--- Begin ---
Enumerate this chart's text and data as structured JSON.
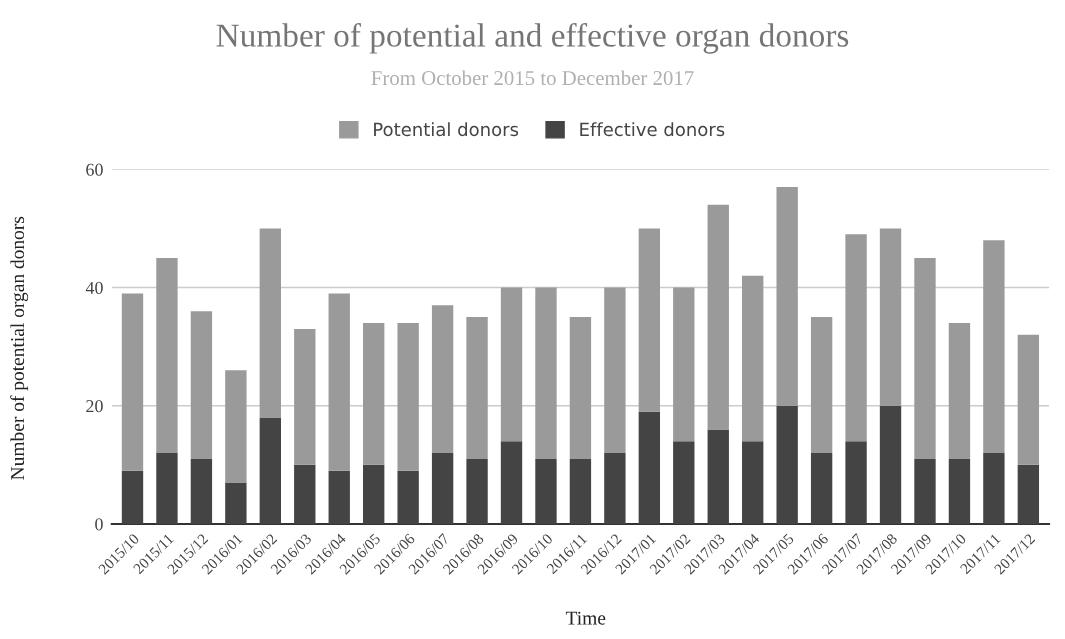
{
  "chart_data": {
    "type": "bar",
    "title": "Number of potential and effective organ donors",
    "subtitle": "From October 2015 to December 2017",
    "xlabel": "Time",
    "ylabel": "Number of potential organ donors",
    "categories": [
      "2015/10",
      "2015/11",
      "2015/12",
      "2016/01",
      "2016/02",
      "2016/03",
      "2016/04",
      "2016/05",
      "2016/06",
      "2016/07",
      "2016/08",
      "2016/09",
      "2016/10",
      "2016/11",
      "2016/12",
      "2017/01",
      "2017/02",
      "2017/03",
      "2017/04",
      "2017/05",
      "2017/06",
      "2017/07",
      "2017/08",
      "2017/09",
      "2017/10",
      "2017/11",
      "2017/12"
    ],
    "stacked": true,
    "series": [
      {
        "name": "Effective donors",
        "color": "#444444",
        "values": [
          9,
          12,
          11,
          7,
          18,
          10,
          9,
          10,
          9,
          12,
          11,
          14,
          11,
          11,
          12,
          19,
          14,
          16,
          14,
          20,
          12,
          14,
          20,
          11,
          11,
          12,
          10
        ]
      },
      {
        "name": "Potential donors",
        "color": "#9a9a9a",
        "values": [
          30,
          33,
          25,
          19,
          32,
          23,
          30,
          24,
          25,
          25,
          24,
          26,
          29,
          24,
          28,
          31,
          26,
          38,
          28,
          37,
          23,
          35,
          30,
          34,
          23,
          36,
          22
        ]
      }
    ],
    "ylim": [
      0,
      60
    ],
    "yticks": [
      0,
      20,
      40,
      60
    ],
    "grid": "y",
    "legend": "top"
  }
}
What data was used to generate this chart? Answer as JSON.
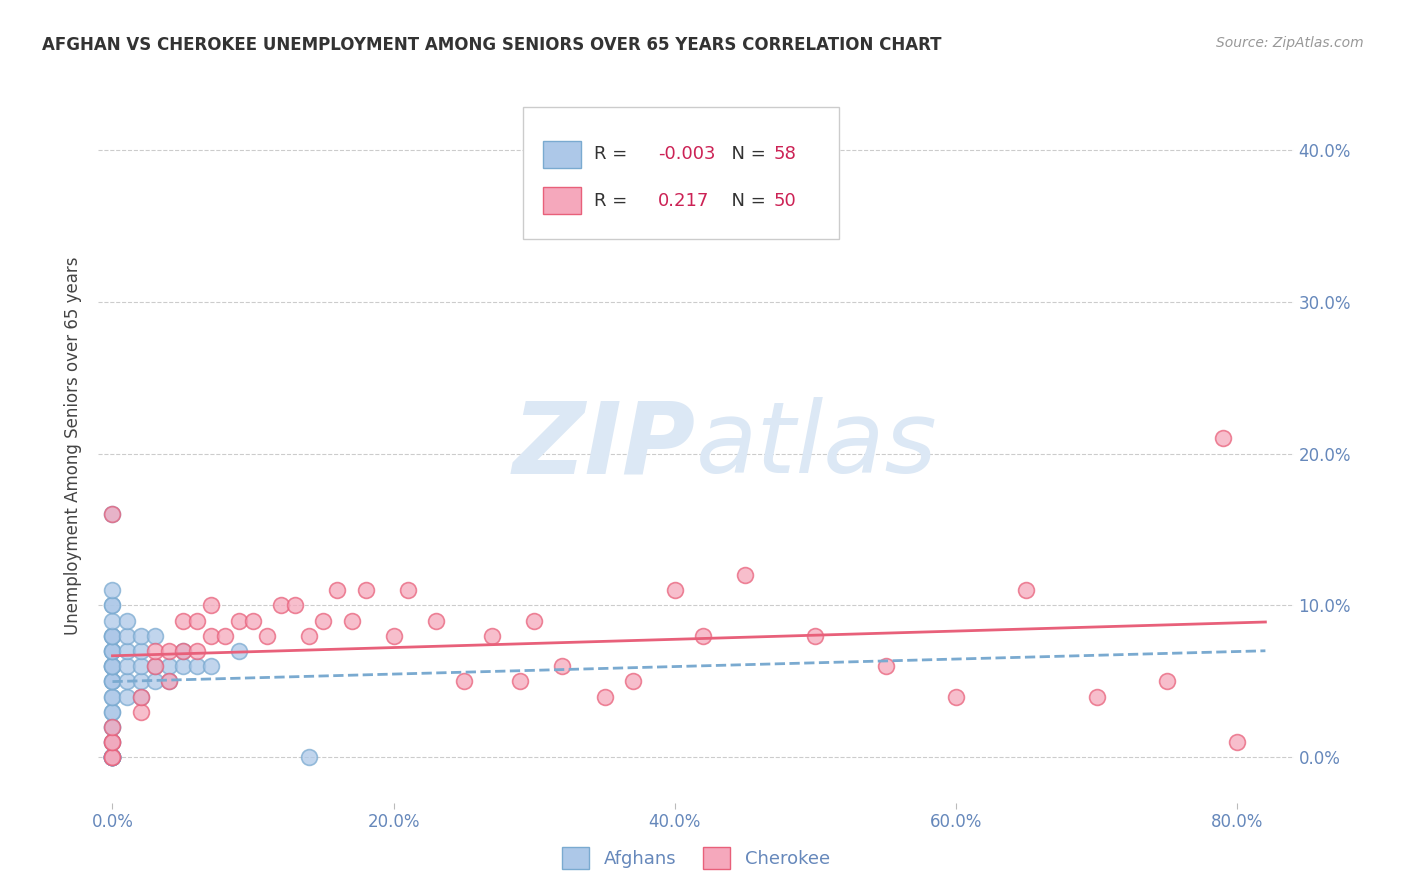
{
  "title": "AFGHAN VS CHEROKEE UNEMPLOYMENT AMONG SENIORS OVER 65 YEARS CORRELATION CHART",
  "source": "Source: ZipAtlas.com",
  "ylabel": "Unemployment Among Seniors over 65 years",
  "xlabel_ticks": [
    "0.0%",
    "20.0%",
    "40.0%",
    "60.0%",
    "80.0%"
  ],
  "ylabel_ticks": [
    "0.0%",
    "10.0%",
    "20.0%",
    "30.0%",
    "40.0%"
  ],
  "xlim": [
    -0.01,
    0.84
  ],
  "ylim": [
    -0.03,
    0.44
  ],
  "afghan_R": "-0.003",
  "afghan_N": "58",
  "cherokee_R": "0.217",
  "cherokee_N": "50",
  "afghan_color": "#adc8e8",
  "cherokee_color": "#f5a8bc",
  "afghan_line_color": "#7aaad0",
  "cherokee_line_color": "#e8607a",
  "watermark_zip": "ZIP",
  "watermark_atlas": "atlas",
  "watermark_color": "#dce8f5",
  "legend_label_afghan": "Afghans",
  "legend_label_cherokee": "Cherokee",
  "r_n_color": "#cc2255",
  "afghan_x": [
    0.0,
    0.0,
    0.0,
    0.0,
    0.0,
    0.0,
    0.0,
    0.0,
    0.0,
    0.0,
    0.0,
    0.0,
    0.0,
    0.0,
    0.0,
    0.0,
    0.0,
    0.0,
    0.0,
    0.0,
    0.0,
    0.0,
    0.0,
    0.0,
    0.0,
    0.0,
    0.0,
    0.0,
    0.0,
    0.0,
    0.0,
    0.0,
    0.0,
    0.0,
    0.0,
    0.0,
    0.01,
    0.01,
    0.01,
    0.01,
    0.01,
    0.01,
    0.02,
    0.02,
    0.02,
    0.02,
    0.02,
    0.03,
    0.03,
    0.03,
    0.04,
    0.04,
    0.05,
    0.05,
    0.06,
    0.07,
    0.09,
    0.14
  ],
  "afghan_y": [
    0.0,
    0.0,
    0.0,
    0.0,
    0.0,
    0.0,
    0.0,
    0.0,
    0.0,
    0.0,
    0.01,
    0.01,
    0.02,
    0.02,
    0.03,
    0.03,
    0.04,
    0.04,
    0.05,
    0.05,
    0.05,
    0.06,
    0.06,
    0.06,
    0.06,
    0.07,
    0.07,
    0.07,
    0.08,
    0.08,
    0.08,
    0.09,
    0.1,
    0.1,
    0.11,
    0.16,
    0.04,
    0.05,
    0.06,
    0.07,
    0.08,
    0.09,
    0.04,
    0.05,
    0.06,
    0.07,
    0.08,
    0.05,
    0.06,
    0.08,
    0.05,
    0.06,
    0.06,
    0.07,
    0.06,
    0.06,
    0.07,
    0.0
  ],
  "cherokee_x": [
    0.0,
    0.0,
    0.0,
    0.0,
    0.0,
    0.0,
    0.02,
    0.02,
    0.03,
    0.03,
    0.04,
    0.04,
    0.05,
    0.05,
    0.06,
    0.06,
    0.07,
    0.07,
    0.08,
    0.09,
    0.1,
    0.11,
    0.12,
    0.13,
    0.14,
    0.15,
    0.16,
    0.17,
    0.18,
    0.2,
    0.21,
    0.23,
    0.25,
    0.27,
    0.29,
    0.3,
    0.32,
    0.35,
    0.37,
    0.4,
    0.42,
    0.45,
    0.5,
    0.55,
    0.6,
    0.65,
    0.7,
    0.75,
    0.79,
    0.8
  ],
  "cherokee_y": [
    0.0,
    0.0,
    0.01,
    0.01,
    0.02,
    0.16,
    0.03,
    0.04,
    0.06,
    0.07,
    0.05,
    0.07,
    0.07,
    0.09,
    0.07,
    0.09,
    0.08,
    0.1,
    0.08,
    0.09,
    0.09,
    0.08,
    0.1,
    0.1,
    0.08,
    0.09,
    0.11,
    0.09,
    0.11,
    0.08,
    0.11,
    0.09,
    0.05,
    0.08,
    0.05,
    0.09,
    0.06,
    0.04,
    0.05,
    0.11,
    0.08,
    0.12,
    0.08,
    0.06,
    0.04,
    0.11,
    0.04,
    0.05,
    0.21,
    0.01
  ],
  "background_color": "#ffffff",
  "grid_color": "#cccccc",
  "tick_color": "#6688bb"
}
--- End ---
Locate the lines above that hold the word "JSON". Show every one of them.

**Task output**
Enumerate this chart's text and data as structured JSON.
What data was used to generate this chart? Answer as JSON.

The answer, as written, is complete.